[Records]
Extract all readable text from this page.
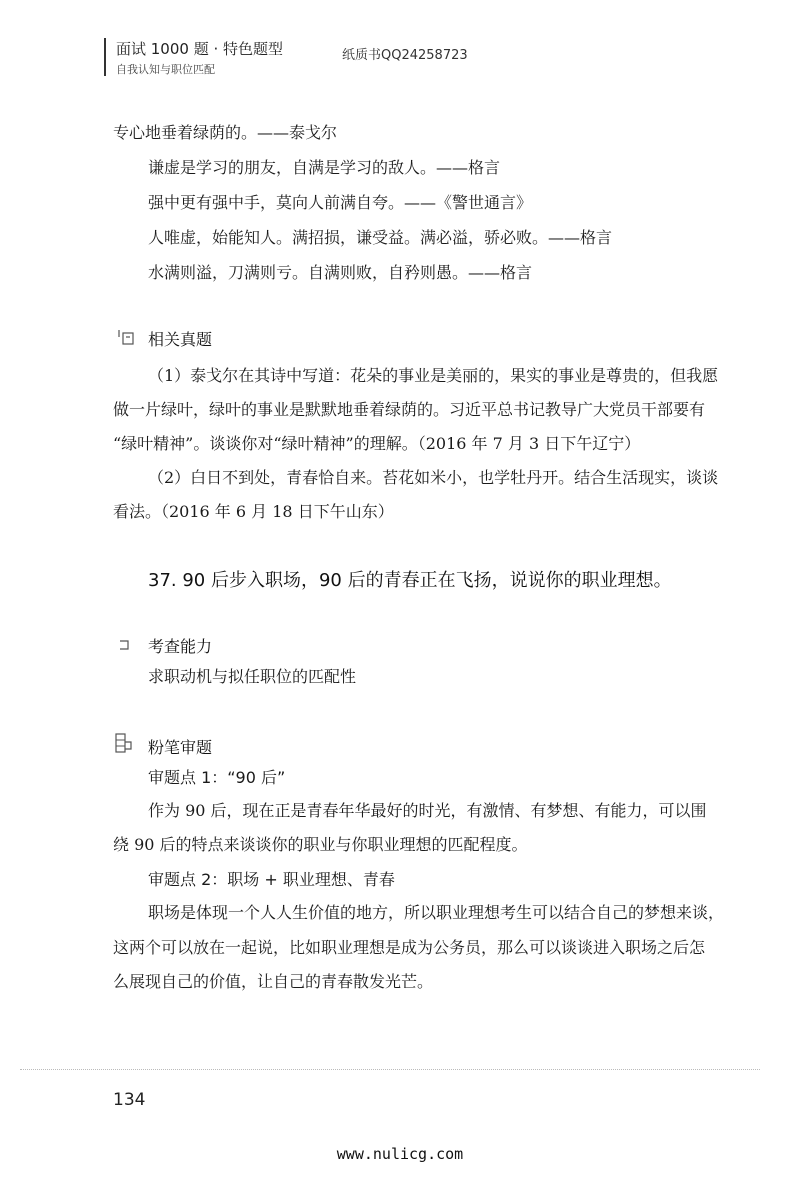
面试 1000 题 · 特色题型
自我认知与职位匹配
纸质书QQ24258723
专心地垂着绿荫的。——泰戈尔
谦虚是学习的朋友，自满是学习的敌人。——格言
强中更有强中手，莫向人前满自夸。——《警世通言》
人唯虚，始能知人。满招损，谦受益。满必溢，骄必败。——格言
水满则溢，刀满则亏。自满则败，自矜则愚。——格言
相关真题
（1）泰戈尔在其诗中写道：花朵的事业是美丽的，果实的事业是尊贵的，但我愿
做一片绿叶，绿叶的事业是默默地垂着绿荫的。习近平总书记教导广大党员干部要有
“绿叶精神”。谈谈你对“绿叶精神”的理解。（2016 年 7 月 3 日下午辽宁）
（2）白日不到处，青春恰自来。苔花如米小，也学牡丹开。结合生活现实，谈谈
看法。（2016 年 6 月 18 日下午山东）
37. 90 后步入职场，90 后的青春正在飞扬，说说你的职业理想。
考查能力
求职动机与拟任职位的匹配性
粉笔审题
审题点 1：“90 后”
作为 90 后，现在正是青春年华最好的时光，有激情、有梦想、有能力，可以围
绕 90 后的特点来谈谈你的职业与你职业理想的匹配程度。
审题点 2：职场 + 职业理想、青春
职场是体现一个人人生价值的地方，所以职业理想考生可以结合自己的梦想来谈，
这两个可以放在一起说，比如职业理想是成为公务员，那么可以谈谈进入职场之后怎
么展现自己的价值，让自己的青春散发光芒。
134
www.nulicg.com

→ TASK PROMPT
Give every record back exactly as it reads, with no images.

→ SOLUTION TO THE PROBLEM
Extract all readable text from this page.
面试 1000 题 · 特色题型
自我认知与职位匹配
纸质书QQ24258723
专心地垂着绿荫的。——泰戈尔
谦虚是学习的朋友，自满是学习的敌人。——格言
强中更有强中手，莫向人前满自夸。——《警世通言》
人唯虚，始能知人。满招损，谦受益。满必溢，骄必败。——格言
水满则溢，刀满则亏。自满则败，自矜则愚。——格言
相关真题
（1）泰戈尔在其诗中写道：花朵的事业是美丽的，果实的事业是尊贵的，但我愿
做一片绿叶，绿叶的事业是默默地垂着绿荫的。习近平总书记教导广大党员干部要有
“绿叶精神”。谈谈你对“绿叶精神”的理解。（2016 年 7 月 3 日下午辽宁）
（2）白日不到处，青春恰自来。苔花如米小，也学牡丹开。结合生活现实，谈谈
看法。（2016 年 6 月 18 日下午山东）
37. 90 后步入职场，90 后的青春正在飞扬，说说你的职业理想。
考查能力
求职动机与拟任职位的匹配性
粉笔审题
审题点 1：“90 后”
作为 90 后，现在正是青春年华最好的时光，有激情、有梦想、有能力，可以围
绕 90 后的特点来谈谈你的职业与你职业理想的匹配程度。
审题点 2：职场 + 职业理想、青春
职场是体现一个人人生价值的地方，所以职业理想考生可以结合自己的梦想来谈，
这两个可以放在一起说，比如职业理想是成为公务员，那么可以谈谈进入职场之后怎
么展现自己的价值，让自己的青春散发光芒。
134
www.nulicg.com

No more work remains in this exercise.